What the task requires: Of the lines in the listing, how many include the string "title"? Write the number and nothing else.

Records shown:

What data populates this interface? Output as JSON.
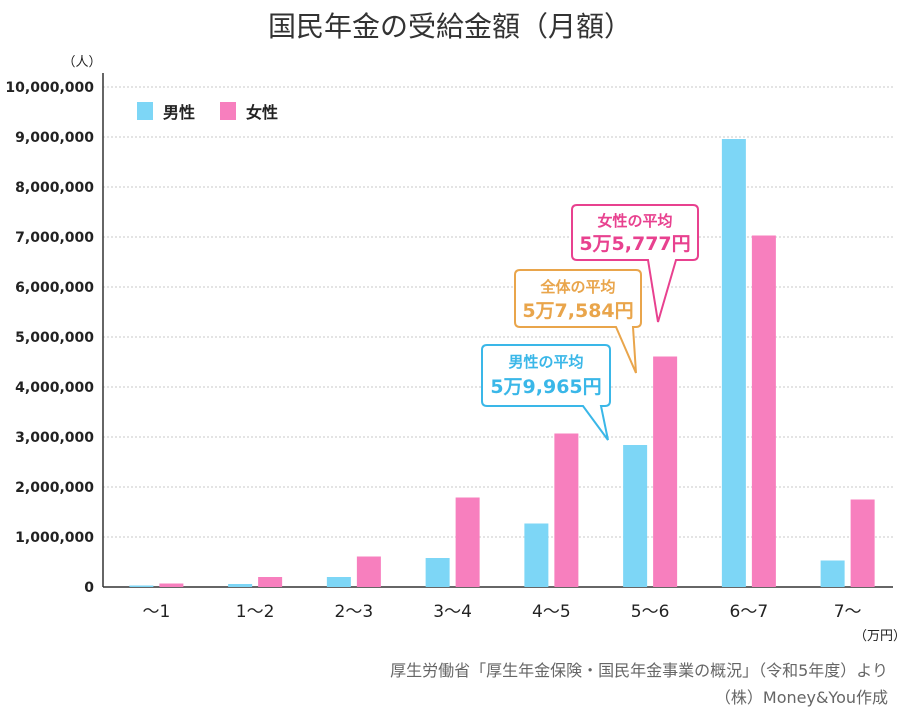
{
  "chart_data": {
    "type": "bar",
    "title": "国民年金の受給金額（月額）",
    "ylabel": "（人）",
    "xlabel": "（万円）",
    "categories": [
      "～1",
      "1～2",
      "2～3",
      "3～4",
      "4～5",
      "5～6",
      "6～7",
      "7～"
    ],
    "ylim": [
      0,
      10000000
    ],
    "yticks": [
      0,
      1000000,
      2000000,
      3000000,
      4000000,
      5000000,
      6000000,
      7000000,
      8000000,
      9000000,
      10000000
    ],
    "ytick_labels": [
      "0",
      "1,000,000",
      "2,000,000",
      "3,000,000",
      "4,000,000",
      "5,000,000",
      "6,000,000",
      "7,000,000",
      "8,000,000",
      "9,000,000",
      "10,000,000"
    ],
    "grid": true,
    "legend_position": "top-left",
    "series": [
      {
        "name": "男性",
        "color": "#7dd6f6",
        "values": [
          30000,
          60000,
          200000,
          580000,
          1270000,
          2840000,
          8960000,
          530000
        ]
      },
      {
        "name": "女性",
        "color": "#f77fbe",
        "values": [
          70000,
          200000,
          610000,
          1790000,
          3070000,
          4610000,
          7030000,
          1750000
        ]
      }
    ],
    "annotations": [
      {
        "title": "男性の平均",
        "value": "5万9,965円",
        "color": "#3ab7e8",
        "category": "5～6"
      },
      {
        "title": "全体の平均",
        "value": "5万7,584円",
        "color": "#e9a54b",
        "category": "5～6"
      },
      {
        "title": "女性の平均",
        "value": "5万5,777円",
        "color": "#e8418f",
        "category": "5～6"
      }
    ]
  },
  "source": {
    "line1": "厚生労働省「厚生年金保険・国民年金事業の概況」（令和5年度）より",
    "line2": "（株）Money&You作成"
  }
}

Exercise output: 4